>> Start MATERIAL FOR THIS TASK

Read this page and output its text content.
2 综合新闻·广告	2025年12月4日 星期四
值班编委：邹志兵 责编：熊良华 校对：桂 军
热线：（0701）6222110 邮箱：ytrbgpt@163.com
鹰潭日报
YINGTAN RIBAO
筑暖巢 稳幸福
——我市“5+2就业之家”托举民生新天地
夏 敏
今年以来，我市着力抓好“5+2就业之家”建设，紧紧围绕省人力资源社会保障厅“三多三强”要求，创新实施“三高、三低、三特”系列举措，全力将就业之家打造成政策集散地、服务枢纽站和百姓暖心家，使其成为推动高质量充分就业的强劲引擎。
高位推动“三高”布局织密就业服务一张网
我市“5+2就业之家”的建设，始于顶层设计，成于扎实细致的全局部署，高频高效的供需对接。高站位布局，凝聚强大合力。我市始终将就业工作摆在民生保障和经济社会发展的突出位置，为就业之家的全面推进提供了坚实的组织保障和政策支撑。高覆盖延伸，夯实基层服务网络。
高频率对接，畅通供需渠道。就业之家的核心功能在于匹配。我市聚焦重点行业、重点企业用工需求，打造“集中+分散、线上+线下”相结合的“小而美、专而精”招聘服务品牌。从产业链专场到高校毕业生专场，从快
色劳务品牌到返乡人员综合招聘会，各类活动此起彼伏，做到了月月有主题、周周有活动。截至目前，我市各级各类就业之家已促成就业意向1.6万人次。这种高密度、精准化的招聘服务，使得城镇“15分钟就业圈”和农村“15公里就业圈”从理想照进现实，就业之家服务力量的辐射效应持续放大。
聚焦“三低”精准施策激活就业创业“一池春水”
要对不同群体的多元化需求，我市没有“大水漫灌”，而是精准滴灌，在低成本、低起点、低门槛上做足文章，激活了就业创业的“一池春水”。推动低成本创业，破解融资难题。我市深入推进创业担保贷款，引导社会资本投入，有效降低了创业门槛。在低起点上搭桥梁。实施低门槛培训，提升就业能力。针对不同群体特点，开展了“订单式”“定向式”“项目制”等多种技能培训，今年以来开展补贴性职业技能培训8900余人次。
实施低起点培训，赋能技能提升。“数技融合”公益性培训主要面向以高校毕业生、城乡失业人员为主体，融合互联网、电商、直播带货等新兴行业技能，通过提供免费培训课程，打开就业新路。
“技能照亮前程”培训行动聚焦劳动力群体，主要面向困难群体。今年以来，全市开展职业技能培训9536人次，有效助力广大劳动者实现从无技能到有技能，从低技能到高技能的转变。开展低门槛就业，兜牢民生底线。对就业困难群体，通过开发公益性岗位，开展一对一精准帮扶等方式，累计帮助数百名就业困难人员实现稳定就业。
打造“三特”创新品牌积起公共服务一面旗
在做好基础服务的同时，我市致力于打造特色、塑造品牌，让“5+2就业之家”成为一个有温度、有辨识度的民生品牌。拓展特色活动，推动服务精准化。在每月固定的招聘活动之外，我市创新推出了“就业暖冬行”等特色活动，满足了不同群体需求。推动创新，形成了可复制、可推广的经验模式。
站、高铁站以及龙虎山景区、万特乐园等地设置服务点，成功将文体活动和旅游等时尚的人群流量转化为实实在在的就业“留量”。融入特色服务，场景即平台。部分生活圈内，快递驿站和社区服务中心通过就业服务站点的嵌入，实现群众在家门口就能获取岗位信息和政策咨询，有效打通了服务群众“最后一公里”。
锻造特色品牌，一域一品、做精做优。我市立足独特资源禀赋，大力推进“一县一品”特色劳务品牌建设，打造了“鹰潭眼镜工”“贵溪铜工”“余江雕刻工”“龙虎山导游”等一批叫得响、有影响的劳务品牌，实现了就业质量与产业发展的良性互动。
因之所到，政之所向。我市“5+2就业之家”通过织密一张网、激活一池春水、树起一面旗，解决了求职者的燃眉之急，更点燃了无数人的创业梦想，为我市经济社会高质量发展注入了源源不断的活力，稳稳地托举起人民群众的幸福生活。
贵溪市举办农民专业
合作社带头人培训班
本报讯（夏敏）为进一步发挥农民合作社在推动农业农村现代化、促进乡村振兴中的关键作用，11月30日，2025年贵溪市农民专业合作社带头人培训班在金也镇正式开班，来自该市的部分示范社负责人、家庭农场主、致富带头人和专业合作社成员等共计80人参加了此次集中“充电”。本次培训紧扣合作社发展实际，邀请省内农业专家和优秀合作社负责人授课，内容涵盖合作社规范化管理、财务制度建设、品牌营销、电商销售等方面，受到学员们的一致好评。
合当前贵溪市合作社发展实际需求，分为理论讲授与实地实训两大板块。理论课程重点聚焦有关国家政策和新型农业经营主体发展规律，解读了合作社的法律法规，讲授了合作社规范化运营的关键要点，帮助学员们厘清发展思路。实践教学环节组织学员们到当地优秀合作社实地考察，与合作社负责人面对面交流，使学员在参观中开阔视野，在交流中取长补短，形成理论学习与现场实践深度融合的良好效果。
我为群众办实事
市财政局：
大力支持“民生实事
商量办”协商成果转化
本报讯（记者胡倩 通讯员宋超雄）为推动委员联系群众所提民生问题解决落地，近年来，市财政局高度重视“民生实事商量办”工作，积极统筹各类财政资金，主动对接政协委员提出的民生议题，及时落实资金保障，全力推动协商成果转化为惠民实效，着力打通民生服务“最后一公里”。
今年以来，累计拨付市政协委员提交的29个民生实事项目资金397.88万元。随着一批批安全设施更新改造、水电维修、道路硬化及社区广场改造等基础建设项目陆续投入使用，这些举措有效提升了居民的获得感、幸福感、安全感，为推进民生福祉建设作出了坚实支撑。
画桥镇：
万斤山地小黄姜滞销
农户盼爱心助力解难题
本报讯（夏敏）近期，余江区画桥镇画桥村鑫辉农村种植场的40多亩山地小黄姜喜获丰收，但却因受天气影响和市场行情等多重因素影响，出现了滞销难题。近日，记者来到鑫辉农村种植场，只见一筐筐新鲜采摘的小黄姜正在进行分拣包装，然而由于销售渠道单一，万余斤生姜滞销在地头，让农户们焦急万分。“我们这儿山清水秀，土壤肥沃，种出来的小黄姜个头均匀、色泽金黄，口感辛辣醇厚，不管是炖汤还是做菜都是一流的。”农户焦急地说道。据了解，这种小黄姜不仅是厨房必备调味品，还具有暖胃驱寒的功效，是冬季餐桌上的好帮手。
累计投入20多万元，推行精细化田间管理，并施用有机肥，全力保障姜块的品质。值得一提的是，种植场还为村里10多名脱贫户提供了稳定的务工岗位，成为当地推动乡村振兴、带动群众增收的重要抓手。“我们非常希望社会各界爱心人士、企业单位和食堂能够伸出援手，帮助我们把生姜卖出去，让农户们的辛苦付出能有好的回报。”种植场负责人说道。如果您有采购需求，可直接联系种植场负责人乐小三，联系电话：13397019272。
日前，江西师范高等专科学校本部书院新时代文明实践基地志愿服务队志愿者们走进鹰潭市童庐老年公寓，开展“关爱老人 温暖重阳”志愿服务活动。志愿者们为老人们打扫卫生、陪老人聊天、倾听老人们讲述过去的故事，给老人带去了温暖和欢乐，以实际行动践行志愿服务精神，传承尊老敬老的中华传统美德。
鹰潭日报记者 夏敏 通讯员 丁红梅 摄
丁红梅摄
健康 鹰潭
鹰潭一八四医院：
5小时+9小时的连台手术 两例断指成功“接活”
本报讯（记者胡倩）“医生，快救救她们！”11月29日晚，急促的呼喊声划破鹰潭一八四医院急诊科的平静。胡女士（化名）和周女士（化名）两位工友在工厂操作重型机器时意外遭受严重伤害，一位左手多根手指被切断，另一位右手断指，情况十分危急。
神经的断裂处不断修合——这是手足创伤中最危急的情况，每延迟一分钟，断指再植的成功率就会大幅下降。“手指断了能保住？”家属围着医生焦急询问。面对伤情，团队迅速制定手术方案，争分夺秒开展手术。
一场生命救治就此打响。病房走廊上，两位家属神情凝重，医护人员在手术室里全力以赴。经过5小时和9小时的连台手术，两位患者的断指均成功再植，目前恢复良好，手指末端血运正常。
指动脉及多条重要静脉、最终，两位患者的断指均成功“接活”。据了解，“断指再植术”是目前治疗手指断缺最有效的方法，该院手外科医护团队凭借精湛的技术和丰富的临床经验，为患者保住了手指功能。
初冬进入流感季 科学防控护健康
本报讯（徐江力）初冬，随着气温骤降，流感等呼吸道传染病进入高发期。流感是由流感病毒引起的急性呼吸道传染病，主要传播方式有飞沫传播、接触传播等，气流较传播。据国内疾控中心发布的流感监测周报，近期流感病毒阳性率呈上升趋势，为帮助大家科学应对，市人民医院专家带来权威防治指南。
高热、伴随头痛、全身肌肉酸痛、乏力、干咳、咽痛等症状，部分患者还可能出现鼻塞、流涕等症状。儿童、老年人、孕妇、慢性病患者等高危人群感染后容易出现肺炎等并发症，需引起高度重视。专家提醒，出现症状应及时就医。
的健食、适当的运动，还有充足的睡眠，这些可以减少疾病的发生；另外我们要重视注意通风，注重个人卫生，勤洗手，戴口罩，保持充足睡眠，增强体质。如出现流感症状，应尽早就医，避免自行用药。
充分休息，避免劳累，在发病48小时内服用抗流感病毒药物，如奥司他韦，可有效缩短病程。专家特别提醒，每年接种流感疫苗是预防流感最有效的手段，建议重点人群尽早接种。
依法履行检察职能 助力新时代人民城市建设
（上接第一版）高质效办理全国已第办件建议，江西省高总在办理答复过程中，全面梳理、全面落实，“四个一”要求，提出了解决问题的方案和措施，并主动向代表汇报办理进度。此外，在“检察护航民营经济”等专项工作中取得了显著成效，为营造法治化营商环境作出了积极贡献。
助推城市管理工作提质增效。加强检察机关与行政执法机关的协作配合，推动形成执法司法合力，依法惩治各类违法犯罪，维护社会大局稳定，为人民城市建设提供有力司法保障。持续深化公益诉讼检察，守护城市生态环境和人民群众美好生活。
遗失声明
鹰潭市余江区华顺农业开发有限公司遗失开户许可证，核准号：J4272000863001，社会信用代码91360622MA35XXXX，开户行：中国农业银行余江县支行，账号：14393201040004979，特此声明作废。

>> End MATERIAL FOR THIS TASK

AIM OF THE TASK = Gather up every line in the data above that contains the word "最后一公里", copying each one.

RESULT OF THE EXERCISE =
站、高铁站以及龙虎山景区、万特乐园等地设置服务点，成功将文体活动和旅游等时尚的人群流量转化为实实在在的就业“留量”。融入特色服务，场景即平台。部分生活圈内，快递驿站和社区服务中心通过就业服务站点的嵌入，实现群众在家门口就能获取岗位信息和政策咨询，有效打通了服务群众“最后一公里”。
本报讯（记者胡倩 通讯员宋超雄）为推动委员联系群众所提民生问题解决落地，近年来，市财政局高度重视“民生实事商量办”工作，积极统筹各类财政资金，主动对接政协委员提出的民生议题，及时落实资金保障，全力推动协商成果转化为惠民实效，着力打通民生服务“最后一公里”。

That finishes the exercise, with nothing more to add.